(Task prompt)
Rewrite the items from the very first line down through the line containing "legend-swatch-2024 [938,232,972,266]", swapping "x-category-label" for "month-label" and keeping everything else unchanged.

————

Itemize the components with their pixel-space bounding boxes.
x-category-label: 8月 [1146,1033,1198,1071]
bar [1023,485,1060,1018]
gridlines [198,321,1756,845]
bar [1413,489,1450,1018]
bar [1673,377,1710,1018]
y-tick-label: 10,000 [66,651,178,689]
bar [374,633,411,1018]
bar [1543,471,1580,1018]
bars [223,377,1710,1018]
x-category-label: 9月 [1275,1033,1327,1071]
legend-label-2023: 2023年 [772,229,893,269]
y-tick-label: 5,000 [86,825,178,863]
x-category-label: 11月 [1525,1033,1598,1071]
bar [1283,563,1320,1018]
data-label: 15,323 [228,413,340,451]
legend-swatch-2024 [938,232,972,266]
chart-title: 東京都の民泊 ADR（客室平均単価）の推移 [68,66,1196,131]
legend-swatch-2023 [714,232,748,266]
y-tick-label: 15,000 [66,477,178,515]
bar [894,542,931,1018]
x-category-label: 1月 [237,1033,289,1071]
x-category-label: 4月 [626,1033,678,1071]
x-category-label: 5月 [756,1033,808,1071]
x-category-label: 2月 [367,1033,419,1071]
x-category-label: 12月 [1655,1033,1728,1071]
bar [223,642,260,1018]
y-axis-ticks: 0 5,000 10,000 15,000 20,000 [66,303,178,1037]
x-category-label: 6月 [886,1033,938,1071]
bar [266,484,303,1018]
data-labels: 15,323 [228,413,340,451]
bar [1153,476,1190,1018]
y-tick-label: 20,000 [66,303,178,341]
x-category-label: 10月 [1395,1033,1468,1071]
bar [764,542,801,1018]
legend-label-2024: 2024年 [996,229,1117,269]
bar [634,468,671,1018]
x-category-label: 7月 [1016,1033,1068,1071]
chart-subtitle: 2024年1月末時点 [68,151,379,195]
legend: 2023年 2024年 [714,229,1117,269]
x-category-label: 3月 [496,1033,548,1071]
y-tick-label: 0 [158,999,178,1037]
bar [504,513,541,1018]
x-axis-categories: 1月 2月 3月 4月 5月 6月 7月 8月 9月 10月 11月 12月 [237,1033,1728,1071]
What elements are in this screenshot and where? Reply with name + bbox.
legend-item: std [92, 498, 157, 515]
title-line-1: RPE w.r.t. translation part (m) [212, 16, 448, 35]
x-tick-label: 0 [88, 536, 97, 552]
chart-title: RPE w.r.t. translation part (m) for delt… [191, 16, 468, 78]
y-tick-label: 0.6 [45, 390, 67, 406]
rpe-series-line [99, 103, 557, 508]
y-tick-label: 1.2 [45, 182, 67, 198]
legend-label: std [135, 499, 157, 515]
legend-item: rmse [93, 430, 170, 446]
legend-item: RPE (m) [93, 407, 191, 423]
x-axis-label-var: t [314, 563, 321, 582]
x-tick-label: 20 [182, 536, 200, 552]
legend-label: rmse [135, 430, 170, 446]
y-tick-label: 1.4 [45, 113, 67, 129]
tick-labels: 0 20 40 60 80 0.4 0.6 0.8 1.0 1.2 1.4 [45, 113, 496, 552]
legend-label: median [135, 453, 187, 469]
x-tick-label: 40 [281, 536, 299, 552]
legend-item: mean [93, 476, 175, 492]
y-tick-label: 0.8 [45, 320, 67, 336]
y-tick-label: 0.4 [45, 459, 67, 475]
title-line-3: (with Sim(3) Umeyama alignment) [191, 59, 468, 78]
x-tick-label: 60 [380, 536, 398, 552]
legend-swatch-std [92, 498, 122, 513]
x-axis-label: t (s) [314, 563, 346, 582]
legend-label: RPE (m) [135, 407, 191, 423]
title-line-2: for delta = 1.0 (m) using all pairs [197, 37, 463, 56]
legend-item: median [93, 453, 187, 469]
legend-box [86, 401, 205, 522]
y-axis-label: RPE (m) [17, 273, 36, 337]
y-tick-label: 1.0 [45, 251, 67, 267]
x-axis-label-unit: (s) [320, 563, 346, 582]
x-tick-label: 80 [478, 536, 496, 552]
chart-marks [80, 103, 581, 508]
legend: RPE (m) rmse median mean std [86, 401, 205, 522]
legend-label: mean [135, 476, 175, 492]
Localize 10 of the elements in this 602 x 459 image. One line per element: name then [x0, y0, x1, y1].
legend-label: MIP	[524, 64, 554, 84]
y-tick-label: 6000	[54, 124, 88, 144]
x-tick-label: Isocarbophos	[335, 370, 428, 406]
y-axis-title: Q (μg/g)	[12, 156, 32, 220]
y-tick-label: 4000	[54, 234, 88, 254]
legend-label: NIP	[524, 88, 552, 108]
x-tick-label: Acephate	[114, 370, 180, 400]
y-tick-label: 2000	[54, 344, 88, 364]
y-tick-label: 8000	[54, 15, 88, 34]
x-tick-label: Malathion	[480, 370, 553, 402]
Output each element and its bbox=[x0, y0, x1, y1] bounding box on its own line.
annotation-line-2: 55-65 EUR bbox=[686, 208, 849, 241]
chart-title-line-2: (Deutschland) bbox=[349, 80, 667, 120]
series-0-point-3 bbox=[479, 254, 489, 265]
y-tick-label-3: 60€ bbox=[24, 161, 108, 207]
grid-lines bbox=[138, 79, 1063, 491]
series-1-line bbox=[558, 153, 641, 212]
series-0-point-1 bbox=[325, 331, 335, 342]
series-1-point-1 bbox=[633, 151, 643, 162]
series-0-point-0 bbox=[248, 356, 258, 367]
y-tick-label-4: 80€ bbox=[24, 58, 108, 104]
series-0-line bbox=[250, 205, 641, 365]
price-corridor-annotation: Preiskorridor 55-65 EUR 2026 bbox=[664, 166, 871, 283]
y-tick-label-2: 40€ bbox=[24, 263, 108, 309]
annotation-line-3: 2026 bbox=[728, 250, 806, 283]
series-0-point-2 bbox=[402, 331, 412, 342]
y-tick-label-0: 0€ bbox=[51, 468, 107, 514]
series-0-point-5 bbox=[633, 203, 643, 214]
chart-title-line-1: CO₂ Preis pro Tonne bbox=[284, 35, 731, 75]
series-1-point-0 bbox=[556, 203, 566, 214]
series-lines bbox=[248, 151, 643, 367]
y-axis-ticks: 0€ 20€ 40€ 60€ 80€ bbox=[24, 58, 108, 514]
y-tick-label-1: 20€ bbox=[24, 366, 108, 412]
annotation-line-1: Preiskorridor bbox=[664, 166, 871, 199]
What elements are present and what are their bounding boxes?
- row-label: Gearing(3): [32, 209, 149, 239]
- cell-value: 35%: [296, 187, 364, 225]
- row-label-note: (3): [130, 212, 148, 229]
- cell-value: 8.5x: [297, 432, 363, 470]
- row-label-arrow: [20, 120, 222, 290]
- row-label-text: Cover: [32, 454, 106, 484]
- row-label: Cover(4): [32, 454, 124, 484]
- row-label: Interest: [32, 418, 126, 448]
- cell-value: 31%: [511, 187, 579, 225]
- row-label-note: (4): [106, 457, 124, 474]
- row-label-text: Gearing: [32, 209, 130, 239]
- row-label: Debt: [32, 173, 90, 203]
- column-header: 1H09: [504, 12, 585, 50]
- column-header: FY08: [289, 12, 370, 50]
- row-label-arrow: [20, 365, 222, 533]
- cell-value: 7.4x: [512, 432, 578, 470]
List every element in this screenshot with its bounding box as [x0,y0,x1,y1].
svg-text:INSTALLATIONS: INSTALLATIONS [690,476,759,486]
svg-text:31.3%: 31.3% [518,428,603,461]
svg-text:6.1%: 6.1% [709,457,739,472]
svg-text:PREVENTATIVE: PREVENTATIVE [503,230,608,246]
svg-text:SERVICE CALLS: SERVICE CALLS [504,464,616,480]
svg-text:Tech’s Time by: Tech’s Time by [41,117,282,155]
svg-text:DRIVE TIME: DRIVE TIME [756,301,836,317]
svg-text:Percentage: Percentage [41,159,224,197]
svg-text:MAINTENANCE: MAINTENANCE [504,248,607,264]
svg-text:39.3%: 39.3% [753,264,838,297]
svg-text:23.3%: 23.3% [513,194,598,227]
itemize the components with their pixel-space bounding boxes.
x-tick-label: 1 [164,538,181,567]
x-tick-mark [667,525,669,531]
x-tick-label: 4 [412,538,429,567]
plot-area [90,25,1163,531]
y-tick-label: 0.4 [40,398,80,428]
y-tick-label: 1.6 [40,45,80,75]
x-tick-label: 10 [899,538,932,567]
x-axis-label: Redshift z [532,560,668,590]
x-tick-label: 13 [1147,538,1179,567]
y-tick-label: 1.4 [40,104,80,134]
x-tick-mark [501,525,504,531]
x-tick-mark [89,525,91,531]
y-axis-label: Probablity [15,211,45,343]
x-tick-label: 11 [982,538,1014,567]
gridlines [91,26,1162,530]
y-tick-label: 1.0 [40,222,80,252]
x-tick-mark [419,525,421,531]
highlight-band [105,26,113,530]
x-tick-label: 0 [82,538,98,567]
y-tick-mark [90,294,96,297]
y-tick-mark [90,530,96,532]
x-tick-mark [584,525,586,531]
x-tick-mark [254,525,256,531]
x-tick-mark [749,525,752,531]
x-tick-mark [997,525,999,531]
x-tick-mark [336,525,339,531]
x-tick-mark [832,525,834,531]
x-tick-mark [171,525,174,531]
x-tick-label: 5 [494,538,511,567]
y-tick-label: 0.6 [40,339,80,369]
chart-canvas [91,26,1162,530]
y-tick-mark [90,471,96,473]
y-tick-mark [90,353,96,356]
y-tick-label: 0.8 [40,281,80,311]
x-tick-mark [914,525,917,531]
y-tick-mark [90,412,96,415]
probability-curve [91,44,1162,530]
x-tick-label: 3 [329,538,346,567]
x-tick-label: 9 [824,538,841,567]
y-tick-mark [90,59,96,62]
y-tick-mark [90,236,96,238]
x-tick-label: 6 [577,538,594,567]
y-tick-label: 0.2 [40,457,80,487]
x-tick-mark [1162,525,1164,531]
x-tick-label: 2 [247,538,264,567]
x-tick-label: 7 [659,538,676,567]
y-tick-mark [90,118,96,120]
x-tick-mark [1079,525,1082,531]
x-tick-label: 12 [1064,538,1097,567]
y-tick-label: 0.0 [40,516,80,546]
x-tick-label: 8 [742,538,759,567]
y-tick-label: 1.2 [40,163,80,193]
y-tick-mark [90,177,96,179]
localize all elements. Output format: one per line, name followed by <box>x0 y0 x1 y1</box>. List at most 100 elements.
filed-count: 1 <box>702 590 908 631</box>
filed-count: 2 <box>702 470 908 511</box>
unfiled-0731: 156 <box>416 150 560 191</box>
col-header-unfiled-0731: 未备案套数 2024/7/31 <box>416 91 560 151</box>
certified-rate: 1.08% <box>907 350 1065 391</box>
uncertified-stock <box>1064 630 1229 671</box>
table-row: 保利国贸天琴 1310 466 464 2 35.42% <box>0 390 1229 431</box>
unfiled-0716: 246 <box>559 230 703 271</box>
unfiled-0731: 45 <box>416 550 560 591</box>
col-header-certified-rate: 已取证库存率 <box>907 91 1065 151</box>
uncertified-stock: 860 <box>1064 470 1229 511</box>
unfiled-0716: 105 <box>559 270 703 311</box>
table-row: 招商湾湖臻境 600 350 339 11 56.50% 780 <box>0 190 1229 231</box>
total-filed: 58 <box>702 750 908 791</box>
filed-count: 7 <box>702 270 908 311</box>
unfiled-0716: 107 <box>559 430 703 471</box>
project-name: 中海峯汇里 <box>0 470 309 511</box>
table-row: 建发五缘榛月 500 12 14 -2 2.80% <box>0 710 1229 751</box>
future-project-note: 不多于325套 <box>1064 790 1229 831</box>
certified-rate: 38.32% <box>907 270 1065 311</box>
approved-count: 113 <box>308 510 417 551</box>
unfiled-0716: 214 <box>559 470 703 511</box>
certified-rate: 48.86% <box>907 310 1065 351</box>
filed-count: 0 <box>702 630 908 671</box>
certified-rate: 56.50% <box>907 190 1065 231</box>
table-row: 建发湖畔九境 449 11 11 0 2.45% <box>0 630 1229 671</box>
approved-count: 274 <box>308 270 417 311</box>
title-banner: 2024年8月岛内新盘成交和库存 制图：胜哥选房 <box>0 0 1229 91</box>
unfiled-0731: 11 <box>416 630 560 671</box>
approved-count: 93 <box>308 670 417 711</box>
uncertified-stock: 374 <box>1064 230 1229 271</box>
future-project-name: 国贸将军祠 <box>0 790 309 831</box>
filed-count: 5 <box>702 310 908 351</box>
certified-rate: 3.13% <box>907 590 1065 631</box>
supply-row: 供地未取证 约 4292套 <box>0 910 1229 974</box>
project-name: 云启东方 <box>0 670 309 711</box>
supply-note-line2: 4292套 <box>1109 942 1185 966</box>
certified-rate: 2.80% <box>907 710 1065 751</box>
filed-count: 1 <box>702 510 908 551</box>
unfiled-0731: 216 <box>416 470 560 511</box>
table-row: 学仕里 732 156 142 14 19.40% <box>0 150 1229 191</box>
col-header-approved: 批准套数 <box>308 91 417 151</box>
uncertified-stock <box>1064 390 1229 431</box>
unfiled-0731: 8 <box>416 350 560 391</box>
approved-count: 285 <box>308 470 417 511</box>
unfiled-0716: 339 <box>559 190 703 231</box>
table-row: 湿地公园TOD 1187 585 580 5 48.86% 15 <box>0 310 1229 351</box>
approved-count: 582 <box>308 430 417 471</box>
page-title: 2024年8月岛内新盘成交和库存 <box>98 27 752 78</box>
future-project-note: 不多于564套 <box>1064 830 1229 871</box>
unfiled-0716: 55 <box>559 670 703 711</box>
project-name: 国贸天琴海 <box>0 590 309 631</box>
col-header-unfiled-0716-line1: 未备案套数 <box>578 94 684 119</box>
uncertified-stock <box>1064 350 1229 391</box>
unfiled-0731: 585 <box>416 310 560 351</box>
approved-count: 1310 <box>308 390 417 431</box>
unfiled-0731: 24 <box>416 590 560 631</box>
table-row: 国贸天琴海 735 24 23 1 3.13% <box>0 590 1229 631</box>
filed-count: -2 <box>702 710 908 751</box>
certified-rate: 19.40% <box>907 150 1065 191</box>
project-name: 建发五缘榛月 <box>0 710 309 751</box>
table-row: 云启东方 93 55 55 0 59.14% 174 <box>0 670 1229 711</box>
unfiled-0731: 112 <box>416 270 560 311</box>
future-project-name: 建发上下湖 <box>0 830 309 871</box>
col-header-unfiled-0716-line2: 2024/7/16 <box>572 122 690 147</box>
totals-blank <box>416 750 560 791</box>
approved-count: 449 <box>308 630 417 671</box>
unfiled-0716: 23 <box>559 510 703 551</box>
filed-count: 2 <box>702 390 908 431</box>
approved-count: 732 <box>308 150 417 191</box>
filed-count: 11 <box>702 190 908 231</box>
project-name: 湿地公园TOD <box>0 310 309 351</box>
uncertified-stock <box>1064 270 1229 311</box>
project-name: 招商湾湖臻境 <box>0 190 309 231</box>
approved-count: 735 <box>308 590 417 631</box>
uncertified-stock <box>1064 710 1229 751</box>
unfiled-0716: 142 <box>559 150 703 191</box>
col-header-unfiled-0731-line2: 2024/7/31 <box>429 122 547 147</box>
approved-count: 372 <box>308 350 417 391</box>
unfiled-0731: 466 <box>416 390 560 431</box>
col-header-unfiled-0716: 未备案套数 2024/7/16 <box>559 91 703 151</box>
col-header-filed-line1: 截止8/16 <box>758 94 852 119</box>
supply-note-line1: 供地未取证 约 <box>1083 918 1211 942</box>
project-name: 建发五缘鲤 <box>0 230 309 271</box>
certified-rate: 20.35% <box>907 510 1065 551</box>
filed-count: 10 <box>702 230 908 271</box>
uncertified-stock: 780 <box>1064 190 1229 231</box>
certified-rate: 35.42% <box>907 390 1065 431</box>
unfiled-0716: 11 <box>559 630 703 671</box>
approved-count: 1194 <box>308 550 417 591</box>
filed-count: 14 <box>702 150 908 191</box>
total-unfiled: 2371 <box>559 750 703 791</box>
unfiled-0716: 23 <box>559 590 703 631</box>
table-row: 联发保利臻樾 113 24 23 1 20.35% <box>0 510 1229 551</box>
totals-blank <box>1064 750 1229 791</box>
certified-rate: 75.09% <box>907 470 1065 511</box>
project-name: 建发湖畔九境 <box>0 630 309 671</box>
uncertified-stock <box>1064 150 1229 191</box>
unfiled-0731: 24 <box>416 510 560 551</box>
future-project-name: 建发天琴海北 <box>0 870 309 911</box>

————

(Response)
Itemize the components with their pixel-space bounding boxes.
month-label: 8月 [1146,1033,1198,1071]
bar [1023,485,1060,1018]
gridlines [198,321,1756,845]
bar [1413,489,1450,1018]
bar [1673,377,1710,1018]
y-tick-label: 10,000 [66,651,178,689]
bar [374,633,411,1018]
bar [1543,471,1580,1018]
bars [223,377,1710,1018]
month-label: 9月 [1275,1033,1327,1071]
legend-label-2023: 2023年 [772,229,893,269]
y-tick-label: 5,000 [86,825,178,863]
month-label: 11月 [1525,1033,1598,1071]
bar [1283,563,1320,1018]
data-label: 15,323 [228,413,340,451]
legend-swatch-2024 [938,232,972,266]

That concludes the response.